PROBLEM: From the entries that follow, list every line in which the string "color" appears.

___ EXCERPTED RECORDS

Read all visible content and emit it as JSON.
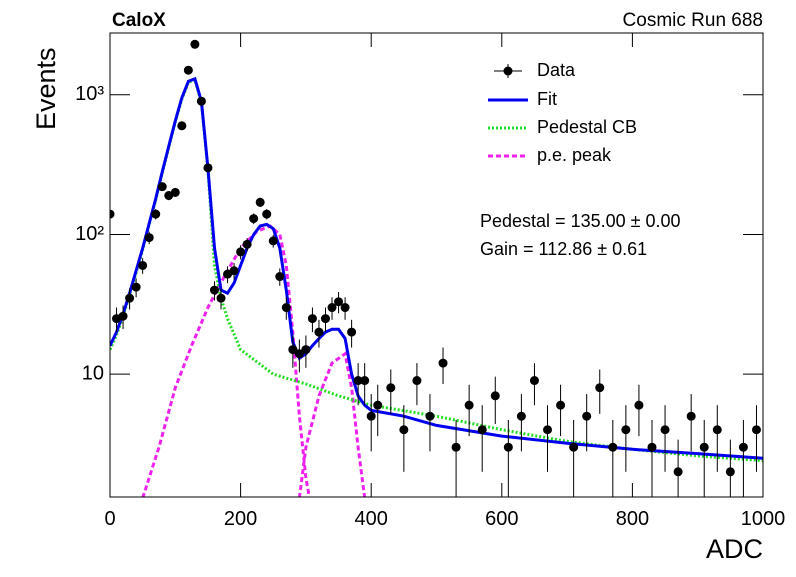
{
  "chart_data": {
    "type": "scatter",
    "title": "CaloX",
    "subtitle": "Cosmic Run 688",
    "x_label": "ADC",
    "y_label": "Events",
    "log_y": true,
    "xlim": [
      0,
      1000
    ],
    "ylim": [
      1.32,
      2770
    ],
    "xticks": [
      0,
      200,
      400,
      600,
      800,
      1000
    ],
    "yticks": [
      {
        "value": 10,
        "label": "10"
      },
      {
        "value": 100,
        "label": "10²"
      },
      {
        "value": 1000,
        "label": "10³"
      }
    ],
    "annotations": [
      "Pedestal = 135.00 ± 0.00",
      "Gain = 112.86 ± 0.61"
    ],
    "series": [
      {
        "name": "Data",
        "type": "errorbar",
        "color": "#000000",
        "x": [
          0,
          10,
          20,
          30,
          40,
          50,
          60,
          70,
          80,
          90,
          100,
          110,
          120,
          130,
          140,
          150,
          160,
          170,
          180,
          190,
          200,
          210,
          220,
          230,
          240,
          250,
          260,
          270,
          280,
          290,
          300,
          310,
          320,
          330,
          340,
          350,
          360,
          370,
          380,
          390,
          400,
          410,
          430,
          450,
          470,
          490,
          510,
          530,
          550,
          570,
          590,
          610,
          630,
          650,
          670,
          690,
          710,
          730,
          750,
          770,
          790,
          810,
          830,
          850,
          870,
          890,
          910,
          930,
          950,
          970,
          990
        ],
        "values": [
          140,
          25,
          26,
          35,
          42,
          60,
          95,
          140,
          220,
          190,
          200,
          600,
          1500,
          2300,
          900,
          300,
          40,
          35,
          52,
          55,
          75,
          85,
          130,
          170,
          140,
          90,
          50,
          30,
          15,
          14,
          15,
          25,
          20,
          25,
          30,
          33,
          30,
          20,
          9,
          9,
          5,
          6,
          8,
          4,
          9,
          5,
          12,
          3,
          6,
          4,
          7,
          3,
          5,
          9,
          4,
          6,
          3,
          5,
          8,
          3,
          4,
          6,
          3,
          4,
          2,
          5,
          3,
          4,
          2,
          3,
          4
        ],
        "errors": [
          12,
          5,
          5,
          6,
          6.5,
          7.7,
          9.7,
          12,
          15,
          14,
          14,
          24,
          39,
          48,
          30,
          17,
          6.3,
          5.9,
          7.2,
          7.4,
          8.7,
          9.2,
          11.4,
          13,
          11.8,
          9.5,
          7.1,
          5.5,
          3.9,
          3.7,
          3.9,
          5,
          4.5,
          5,
          5.5,
          5.7,
          5.5,
          4.5,
          3,
          3,
          2.2,
          2.4,
          2.8,
          2,
          3,
          2.2,
          3.5,
          1.7,
          2.4,
          2,
          2.6,
          1.7,
          2.2,
          3,
          2,
          2.4,
          1.7,
          2.2,
          2.8,
          1.7,
          2,
          2.4,
          1.7,
          2,
          1.4,
          2.2,
          1.7,
          2,
          1.4,
          1.7,
          2
        ]
      },
      {
        "name": "Fit",
        "type": "line",
        "color": "#0000ee",
        "dash": "none",
        "x": [
          0,
          10,
          20,
          30,
          40,
          50,
          60,
          70,
          80,
          90,
          100,
          110,
          120,
          130,
          140,
          150,
          160,
          170,
          180,
          190,
          200,
          210,
          220,
          230,
          240,
          250,
          260,
          270,
          280,
          290,
          300,
          310,
          320,
          330,
          340,
          350,
          360,
          370,
          380,
          390,
          400,
          450,
          500,
          600,
          700,
          800,
          900,
          1000
        ],
        "values": [
          16,
          20,
          27,
          38,
          55,
          80,
          120,
          180,
          280,
          430,
          650,
          950,
          1250,
          1300,
          900,
          300,
          80,
          40,
          38,
          45,
          60,
          80,
          100,
          115,
          118,
          110,
          80,
          40,
          17,
          13,
          14,
          16,
          18,
          20,
          21,
          21,
          18,
          10,
          7,
          6,
          5.5,
          5,
          4.3,
          3.6,
          3.2,
          2.9,
          2.7,
          2.5
        ]
      },
      {
        "name": "Pedestal CB",
        "type": "line",
        "color": "#22dd22",
        "dash": "2 2",
        "x": [
          0,
          10,
          20,
          30,
          40,
          50,
          60,
          70,
          80,
          90,
          100,
          110,
          120,
          130,
          140,
          150,
          160,
          170,
          180,
          200,
          250,
          300,
          350,
          400,
          500,
          600,
          700,
          800,
          900,
          1000
        ],
        "values": [
          15,
          19,
          26,
          37,
          53,
          78,
          118,
          176,
          275,
          420,
          640,
          930,
          1230,
          1280,
          880,
          290,
          60,
          35,
          25,
          15,
          10,
          8.5,
          7,
          6,
          5,
          4,
          3.3,
          2.9,
          2.6,
          2.4
        ]
      },
      {
        "name": "p.e. peak",
        "type": "line",
        "color": "#ee22ee",
        "dash": "5 3",
        "x": [
          50,
          75,
          100,
          125,
          150,
          175,
          200,
          225,
          245,
          260,
          270,
          280,
          290,
          300,
          310,
          null,
          290,
          300,
          320,
          340,
          360,
          370,
          380,
          390,
          395
        ],
        "values": [
          1.3,
          3,
          8,
          16,
          30,
          50,
          80,
          105,
          115,
          100,
          60,
          20,
          5,
          1.8,
          1,
          null,
          1.3,
          3,
          7,
          12,
          14,
          8,
          3,
          1.3,
          0.8
        ]
      }
    ]
  }
}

______

FINAL RESULT:
        "color": "#000000",
        "color": "#0000ee",
        "color": "#22dd22",
        "color": "#ee22ee",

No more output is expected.